----- Data in this exercise

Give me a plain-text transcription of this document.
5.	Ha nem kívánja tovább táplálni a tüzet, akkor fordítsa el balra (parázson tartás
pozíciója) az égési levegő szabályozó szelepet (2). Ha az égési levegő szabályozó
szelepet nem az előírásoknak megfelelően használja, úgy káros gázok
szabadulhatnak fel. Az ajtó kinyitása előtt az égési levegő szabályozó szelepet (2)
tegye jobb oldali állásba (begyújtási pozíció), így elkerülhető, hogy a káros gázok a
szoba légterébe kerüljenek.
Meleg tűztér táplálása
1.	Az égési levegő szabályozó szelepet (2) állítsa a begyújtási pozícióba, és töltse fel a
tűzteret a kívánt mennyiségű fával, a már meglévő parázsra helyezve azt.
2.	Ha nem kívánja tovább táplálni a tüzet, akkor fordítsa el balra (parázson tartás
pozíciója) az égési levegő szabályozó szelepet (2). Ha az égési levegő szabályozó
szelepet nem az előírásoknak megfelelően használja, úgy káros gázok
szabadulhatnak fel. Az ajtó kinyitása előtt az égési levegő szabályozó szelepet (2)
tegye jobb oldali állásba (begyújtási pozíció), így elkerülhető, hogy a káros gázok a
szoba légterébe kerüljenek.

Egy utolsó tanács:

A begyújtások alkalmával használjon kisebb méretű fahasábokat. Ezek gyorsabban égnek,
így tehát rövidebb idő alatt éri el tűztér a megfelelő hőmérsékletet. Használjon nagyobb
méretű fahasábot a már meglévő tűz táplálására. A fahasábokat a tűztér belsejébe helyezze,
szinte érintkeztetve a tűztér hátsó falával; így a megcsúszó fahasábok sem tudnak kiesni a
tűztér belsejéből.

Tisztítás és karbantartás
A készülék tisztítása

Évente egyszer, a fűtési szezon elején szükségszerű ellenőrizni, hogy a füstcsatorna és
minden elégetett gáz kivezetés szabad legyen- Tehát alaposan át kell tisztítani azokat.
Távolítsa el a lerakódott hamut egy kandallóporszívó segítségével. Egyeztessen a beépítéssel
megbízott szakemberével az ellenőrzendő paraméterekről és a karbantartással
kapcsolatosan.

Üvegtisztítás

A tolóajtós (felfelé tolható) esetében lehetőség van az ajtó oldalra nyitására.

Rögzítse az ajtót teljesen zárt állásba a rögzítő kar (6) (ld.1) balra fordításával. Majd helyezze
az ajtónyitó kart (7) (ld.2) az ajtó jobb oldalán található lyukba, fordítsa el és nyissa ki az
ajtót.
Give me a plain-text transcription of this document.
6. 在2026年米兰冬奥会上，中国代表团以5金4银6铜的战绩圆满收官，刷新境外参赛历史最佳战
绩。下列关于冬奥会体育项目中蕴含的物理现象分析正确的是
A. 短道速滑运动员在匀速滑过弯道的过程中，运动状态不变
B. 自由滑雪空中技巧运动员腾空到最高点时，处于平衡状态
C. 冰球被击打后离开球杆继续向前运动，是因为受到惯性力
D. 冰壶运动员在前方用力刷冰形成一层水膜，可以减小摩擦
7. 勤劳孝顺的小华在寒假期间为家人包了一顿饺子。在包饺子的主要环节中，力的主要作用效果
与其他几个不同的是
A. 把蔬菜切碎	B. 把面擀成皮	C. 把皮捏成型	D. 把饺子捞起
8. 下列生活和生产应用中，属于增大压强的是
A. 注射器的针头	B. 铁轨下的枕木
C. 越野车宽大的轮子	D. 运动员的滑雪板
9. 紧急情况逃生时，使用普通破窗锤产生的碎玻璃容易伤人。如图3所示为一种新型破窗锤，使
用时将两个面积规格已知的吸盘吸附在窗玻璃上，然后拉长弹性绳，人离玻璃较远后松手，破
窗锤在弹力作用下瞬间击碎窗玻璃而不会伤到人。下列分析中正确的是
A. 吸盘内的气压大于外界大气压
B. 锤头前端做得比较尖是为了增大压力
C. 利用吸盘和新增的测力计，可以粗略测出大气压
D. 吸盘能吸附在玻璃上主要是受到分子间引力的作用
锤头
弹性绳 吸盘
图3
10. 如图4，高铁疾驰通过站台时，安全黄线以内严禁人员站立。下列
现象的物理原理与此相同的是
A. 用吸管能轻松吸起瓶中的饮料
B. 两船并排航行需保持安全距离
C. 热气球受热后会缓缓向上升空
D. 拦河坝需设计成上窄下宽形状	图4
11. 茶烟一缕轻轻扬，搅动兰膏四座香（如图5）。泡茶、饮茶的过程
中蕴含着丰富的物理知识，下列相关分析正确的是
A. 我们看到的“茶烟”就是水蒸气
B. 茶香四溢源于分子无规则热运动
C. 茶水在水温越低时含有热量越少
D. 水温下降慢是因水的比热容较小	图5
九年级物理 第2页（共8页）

----------

▶ _Written exercise_:
Print the listing above in its entirety, with every line exact.

▶ _Answer to the problem_:
Give me a plain-text transcription of this document.
5.	Ha nem kívánja tovább táplálni a tüzet, akkor fordítsa el balra (parázson tartás
pozíciója) az égési levegő szabályozó szelepet (2). Ha az égési levegő szabályozó
szelepet nem az előírásoknak megfelelően használja, úgy káros gázok
szabadulhatnak fel. Az ajtó kinyitása előtt az égési levegő szabályozó szelepet (2)
tegye jobb oldali állásba (begyújtási pozíció), így elkerülhető, hogy a káros gázok a
szoba légterébe kerüljenek.
Meleg tűztér táplálása
1.	Az égési levegő szabályozó szelepet (2) állítsa a begyújtási pozícióba, és töltse fel a
tűzteret a kívánt mennyiségű fával, a már meglévő parázsra helyezve azt.
2.	Ha nem kívánja tovább táplálni a tüzet, akkor fordítsa el balra (parázson tartás
pozíciója) az égési levegő szabályozó szelepet (2). Ha az égési levegő szabályozó
szelepet nem az előírásoknak megfelelően használja, úgy káros gázok
szabadulhatnak fel. Az ajtó kinyitása előtt az égési levegő szabályozó szelepet (2)
tegye jobb oldali állásba (begyújtási pozíció), így elkerülhető, hogy a káros gázok a
szoba légterébe kerüljenek.

Egy utolsó tanács:

A begyújtások alkalmával használjon kisebb méretű fahasábokat. Ezek gyorsabban égnek,
így tehát rövidebb idő alatt éri el tűztér a megfelelő hőmérsékletet. Használjon nagyobb
méretű fahasábot a már meglévő tűz táplálására. A fahasábokat a tűztér belsejébe helyezze,
szinte érintkeztetve a tűztér hátsó falával; így a megcsúszó fahasábok sem tudnak kiesni a
tűztér belsejéből.

Tisztítás és karbantartás
A készülék tisztítása

Évente egyszer, a fűtési szezon elején szükségszerű ellenőrizni, hogy a füstcsatorna és
minden elégetett gáz kivezetés szabad legyen- Tehát alaposan át kell tisztítani azokat.
Távolítsa el a lerakódott hamut egy kandallóporszívó segítségével. Egyeztessen a beépítéssel
megbízott szakemberével az ellenőrzendő paraméterekről és a karbantartással
kapcsolatosan.

Üvegtisztítás

A tolóajtós (felfelé tolható) esetében lehetőség van az ajtó oldalra nyitására.

Rögzítse az ajtót teljesen zárt állásba a rögzítő kar (6) (ld.1) balra fordításával. Majd helyezze
az ajtónyitó kart (7) (ld.2) az ajtó jobb oldalán található lyukba, fordítsa el és nyissa ki az
ajtót.
Give me a plain-text transcription of this document.
6. 在2026年米兰冬奥会上，中国代表团以5金4银6铜的战绩圆满收官，刷新境外参赛历史最佳战
绩。下列关于冬奥会体育项目中蕴含的物理现象分析正确的是
A. 短道速滑运动员在匀速滑过弯道的过程中，运动状态不变
B. 自由滑雪空中技巧运动员腾空到最高点时，处于平衡状态
C. 冰球被击打后离开球杆继续向前运动，是因为受到惯性力
D. 冰壶运动员在前方用力刷冰形成一层水膜，可以减小摩擦
7. 勤劳孝顺的小华在寒假期间为家人包了一顿饺子。在包饺子的主要环节中，力的主要作用效果
与其他几个不同的是
A. 把蔬菜切碎	B. 把面擀成皮	C. 把皮捏成型	D. 把饺子捞起
8. 下列生活和生产应用中，属于增大压强的是
A. 注射器的针头	B. 铁轨下的枕木
C. 越野车宽大的轮子	D. 运动员的滑雪板
9. 紧急情况逃生时，使用普通破窗锤产生的碎玻璃容易伤人。如图3所示为一种新型破窗锤，使
用时将两个面积规格已知的吸盘吸附在窗玻璃上，然后拉长弹性绳，人离玻璃较远后松手，破
窗锤在弹力作用下瞬间击碎窗玻璃而不会伤到人。下列分析中正确的是
A. 吸盘内的气压大于外界大气压
B. 锤头前端做得比较尖是为了增大压力
C. 利用吸盘和新增的测力计，可以粗略测出大气压
D. 吸盘能吸附在玻璃上主要是受到分子间引力的作用
锤头
弹性绳 吸盘
图3
10. 如图4，高铁疾驰通过站台时，安全黄线以内严禁人员站立。下列
现象的物理原理与此相同的是
A. 用吸管能轻松吸起瓶中的饮料
B. 两船并排航行需保持安全距离
C. 热气球受热后会缓缓向上升空
D. 拦河坝需设计成上窄下宽形状	图4
11. 茶烟一缕轻轻扬，搅动兰膏四座香（如图5）。泡茶、饮茶的过程
中蕴含着丰富的物理知识，下列相关分析正确的是
A. 我们看到的“茶烟”就是水蒸气
B. 茶香四溢源于分子无规则热运动
C. 茶水在水温越低时含有热量越少
D. 水温下降慢是因水的比热容较小	图5
九年级物理 第2页（共8页）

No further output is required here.